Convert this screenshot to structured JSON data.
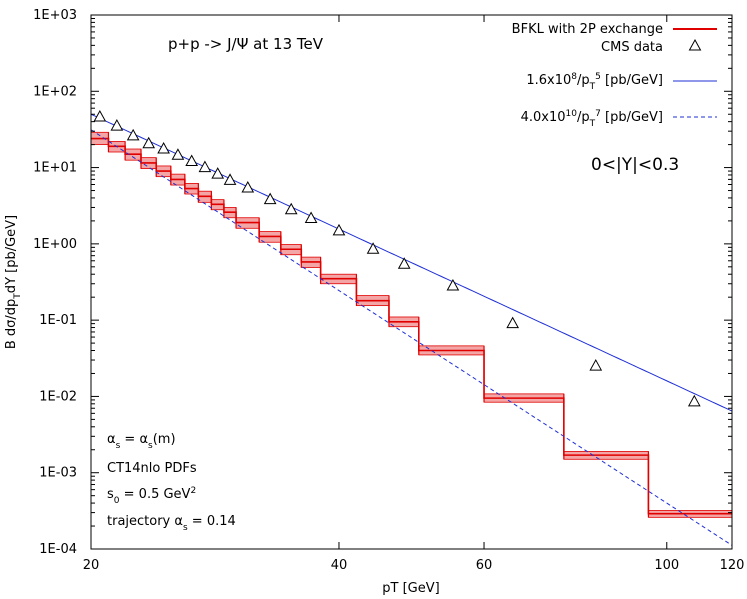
{
  "chart_data": {
    "type": "line",
    "title": "p+p -> J/Ψ at 13 TeV",
    "xlabel": "pT [GeV]",
    "ylabel": "B dσ/dp_T dY [pb/GeV]",
    "x_scale": "log",
    "y_scale": "log",
    "xlim": [
      20,
      120
    ],
    "ylim": [
      0.0001,
      1000
    ],
    "x_ticks": [
      {
        "value": 20,
        "label": "20"
      },
      {
        "value": 40,
        "label": "40"
      },
      {
        "value": 60,
        "label": "60"
      },
      {
        "value": 100,
        "label": "100"
      },
      {
        "value": 120,
        "label": "120"
      }
    ],
    "y_ticks": [
      {
        "value": 0.0001,
        "label": "1E-04"
      },
      {
        "value": 0.001,
        "label": "1E-03"
      },
      {
        "value": 0.01,
        "label": "1E-02"
      },
      {
        "value": 0.1,
        "label": "1E-01"
      },
      {
        "value": 1,
        "label": "1E+00"
      },
      {
        "value": 10,
        "label": "1E+01"
      },
      {
        "value": 100,
        "label": "1E+02"
      },
      {
        "value": 1000,
        "label": "1E+03"
      }
    ],
    "grid": false,
    "legend_position": "top-right",
    "series": [
      {
        "name": "BFKL with 2P exchange",
        "kind": "step-band",
        "color": "#e00000",
        "band_color": "#f4a6a6",
        "bins": [
          {
            "x0": 20,
            "x1": 21,
            "y": 24,
            "lo": 20,
            "hi": 29
          },
          {
            "x0": 21,
            "x1": 22,
            "y": 19,
            "lo": 16,
            "hi": 22
          },
          {
            "x0": 22,
            "x1": 23,
            "y": 15,
            "lo": 12.5,
            "hi": 17.5
          },
          {
            "x0": 23,
            "x1": 24,
            "y": 11.5,
            "lo": 9.7,
            "hi": 13.5
          },
          {
            "x0": 24,
            "x1": 25,
            "y": 9,
            "lo": 7.6,
            "hi": 10.5
          },
          {
            "x0": 25,
            "x1": 26,
            "y": 7,
            "lo": 5.9,
            "hi": 8.2
          },
          {
            "x0": 26,
            "x1": 27,
            "y": 5.3,
            "lo": 4.5,
            "hi": 6.2
          },
          {
            "x0": 27,
            "x1": 28,
            "y": 4.2,
            "lo": 3.5,
            "hi": 4.9
          },
          {
            "x0": 28,
            "x1": 29,
            "y": 3.3,
            "lo": 2.8,
            "hi": 3.8
          },
          {
            "x0": 29,
            "x1": 30,
            "y": 2.6,
            "lo": 2.2,
            "hi": 3.0
          },
          {
            "x0": 30,
            "x1": 32,
            "y": 1.9,
            "lo": 1.6,
            "hi": 2.2
          },
          {
            "x0": 32,
            "x1": 34,
            "y": 1.25,
            "lo": 1.05,
            "hi": 1.45
          },
          {
            "x0": 34,
            "x1": 36,
            "y": 0.85,
            "lo": 0.72,
            "hi": 0.98
          },
          {
            "x0": 36,
            "x1": 38,
            "y": 0.58,
            "lo": 0.49,
            "hi": 0.67
          },
          {
            "x0": 38,
            "x1": 42,
            "y": 0.35,
            "lo": 0.3,
            "hi": 0.4
          },
          {
            "x0": 42,
            "x1": 46,
            "y": 0.18,
            "lo": 0.155,
            "hi": 0.21
          },
          {
            "x0": 46,
            "x1": 50,
            "y": 0.095,
            "lo": 0.082,
            "hi": 0.11
          },
          {
            "x0": 50,
            "x1": 60,
            "y": 0.04,
            "lo": 0.035,
            "hi": 0.046
          },
          {
            "x0": 60,
            "x1": 75,
            "y": 0.0095,
            "lo": 0.0084,
            "hi": 0.0108
          },
          {
            "x0": 75,
            "x1": 95,
            "y": 0.0017,
            "lo": 0.0015,
            "hi": 0.0019
          },
          {
            "x0": 95,
            "x1": 120,
            "y": 0.00029,
            "lo": 0.00026,
            "hi": 0.00032
          }
        ]
      },
      {
        "name": "CMS data",
        "kind": "points",
        "marker": "open-triangle",
        "color": "#000000",
        "x": [
          20.5,
          21.5,
          22.5,
          23.5,
          24.5,
          25.5,
          26.5,
          27.5,
          28.5,
          29.5,
          31,
          33,
          35,
          37,
          40,
          44,
          48,
          55,
          65,
          82,
          108
        ],
        "y": [
          46,
          35,
          26,
          20.5,
          17.5,
          14.5,
          12,
          10,
          8.2,
          6.8,
          5.4,
          3.8,
          2.8,
          2.15,
          1.48,
          0.85,
          0.54,
          0.28,
          0.09,
          0.025,
          0.0085
        ]
      },
      {
        "name": "1.6x10^8/p_T^5 [pb/GeV]",
        "kind": "function",
        "coefficient": 160000000,
        "power": 5,
        "style": "solid",
        "color": "#1f2fd6"
      },
      {
        "name": "4.0x10^10/p_T^7 [pb/GeV]",
        "kind": "function",
        "coefficient": 40000000000,
        "power": 7,
        "style": "dashed",
        "color": "#1f2fd6"
      }
    ],
    "annotations": {
      "rapidity": "0<|Y|<0.3",
      "notes": [
        "α_s = α_s(m)",
        "CT14nlo PDFs",
        "s_0 = 0.5 GeV^2",
        "trajectory α_s = 0.14"
      ]
    }
  }
}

···

_Description of the task_:
Please write out all the data again word for word, but not the pictures.

_Answer in full_:
Convert this screenshot to structured JSON data.
{
  "chart_data": {
    "type": "line",
    "title": "p+p -> J/Ψ at 13 TeV",
    "xlabel": "pT [GeV]",
    "ylabel": "B dσ/dp_T dY [pb/GeV]",
    "x_scale": "log",
    "y_scale": "log",
    "xlim": [
      20,
      120
    ],
    "ylim": [
      0.0001,
      1000
    ],
    "x_ticks": [
      {
        "value": 20,
        "label": "20"
      },
      {
        "value": 40,
        "label": "40"
      },
      {
        "value": 60,
        "label": "60"
      },
      {
        "value": 100,
        "label": "100"
      },
      {
        "value": 120,
        "label": "120"
      }
    ],
    "y_ticks": [
      {
        "value": 0.0001,
        "label": "1E-04"
      },
      {
        "value": 0.001,
        "label": "1E-03"
      },
      {
        "value": 0.01,
        "label": "1E-02"
      },
      {
        "value": 0.1,
        "label": "1E-01"
      },
      {
        "value": 1,
        "label": "1E+00"
      },
      {
        "value": 10,
        "label": "1E+01"
      },
      {
        "value": 100,
        "label": "1E+02"
      },
      {
        "value": 1000,
        "label": "1E+03"
      }
    ],
    "grid": false,
    "legend_position": "top-right",
    "series": [
      {
        "name": "BFKL with 2P exchange",
        "kind": "step-band",
        "color": "#e00000",
        "band_color": "#f4a6a6",
        "bins": [
          {
            "x0": 20,
            "x1": 21,
            "y": 24,
            "lo": 20,
            "hi": 29
          },
          {
            "x0": 21,
            "x1": 22,
            "y": 19,
            "lo": 16,
            "hi": 22
          },
          {
            "x0": 22,
            "x1": 23,
            "y": 15,
            "lo": 12.5,
            "hi": 17.5
          },
          {
            "x0": 23,
            "x1": 24,
            "y": 11.5,
            "lo": 9.7,
            "hi": 13.5
          },
          {
            "x0": 24,
            "x1": 25,
            "y": 9,
            "lo": 7.6,
            "hi": 10.5
          },
          {
            "x0": 25,
            "x1": 26,
            "y": 7,
            "lo": 5.9,
            "hi": 8.2
          },
          {
            "x0": 26,
            "x1": 27,
            "y": 5.3,
            "lo": 4.5,
            "hi": 6.2
          },
          {
            "x0": 27,
            "x1": 28,
            "y": 4.2,
            "lo": 3.5,
            "hi": 4.9
          },
          {
            "x0": 28,
            "x1": 29,
            "y": 3.3,
            "lo": 2.8,
            "hi": 3.8
          },
          {
            "x0": 29,
            "x1": 30,
            "y": 2.6,
            "lo": 2.2,
            "hi": 3.0
          },
          {
            "x0": 30,
            "x1": 32,
            "y": 1.9,
            "lo": 1.6,
            "hi": 2.2
          },
          {
            "x0": 32,
            "x1": 34,
            "y": 1.25,
            "lo": 1.05,
            "hi": 1.45
          },
          {
            "x0": 34,
            "x1": 36,
            "y": 0.85,
            "lo": 0.72,
            "hi": 0.98
          },
          {
            "x0": 36,
            "x1": 38,
            "y": 0.58,
            "lo": 0.49,
            "hi": 0.67
          },
          {
            "x0": 38,
            "x1": 42,
            "y": 0.35,
            "lo": 0.3,
            "hi": 0.4
          },
          {
            "x0": 42,
            "x1": 46,
            "y": 0.18,
            "lo": 0.155,
            "hi": 0.21
          },
          {
            "x0": 46,
            "x1": 50,
            "y": 0.095,
            "lo": 0.082,
            "hi": 0.11
          },
          {
            "x0": 50,
            "x1": 60,
            "y": 0.04,
            "lo": 0.035,
            "hi": 0.046
          },
          {
            "x0": 60,
            "x1": 75,
            "y": 0.0095,
            "lo": 0.0084,
            "hi": 0.0108
          },
          {
            "x0": 75,
            "x1": 95,
            "y": 0.0017,
            "lo": 0.0015,
            "hi": 0.0019
          },
          {
            "x0": 95,
            "x1": 120,
            "y": 0.00029,
            "lo": 0.00026,
            "hi": 0.00032
          }
        ]
      },
      {
        "name": "CMS data",
        "kind": "points",
        "marker": "open-triangle",
        "color": "#000000",
        "x": [
          20.5,
          21.5,
          22.5,
          23.5,
          24.5,
          25.5,
          26.5,
          27.5,
          28.5,
          29.5,
          31,
          33,
          35,
          37,
          40,
          44,
          48,
          55,
          65,
          82,
          108
        ],
        "y": [
          46,
          35,
          26,
          20.5,
          17.5,
          14.5,
          12,
          10,
          8.2,
          6.8,
          5.4,
          3.8,
          2.8,
          2.15,
          1.48,
          0.85,
          0.54,
          0.28,
          0.09,
          0.025,
          0.0085
        ]
      },
      {
        "name": "1.6x10^8/p_T^5 [pb/GeV]",
        "kind": "function",
        "coefficient": 160000000,
        "power": 5,
        "style": "solid",
        "color": "#1f2fd6"
      },
      {
        "name": "4.0x10^10/p_T^7 [pb/GeV]",
        "kind": "function",
        "coefficient": 40000000000,
        "power": 7,
        "style": "dashed",
        "color": "#1f2fd6"
      }
    ],
    "annotations": {
      "rapidity": "0<|Y|<0.3",
      "notes": [
        "α_s = α_s(m)",
        "CT14nlo PDFs",
        "s_0 = 0.5 GeV^2",
        "trajectory α_s = 0.14"
      ]
    }
  }
}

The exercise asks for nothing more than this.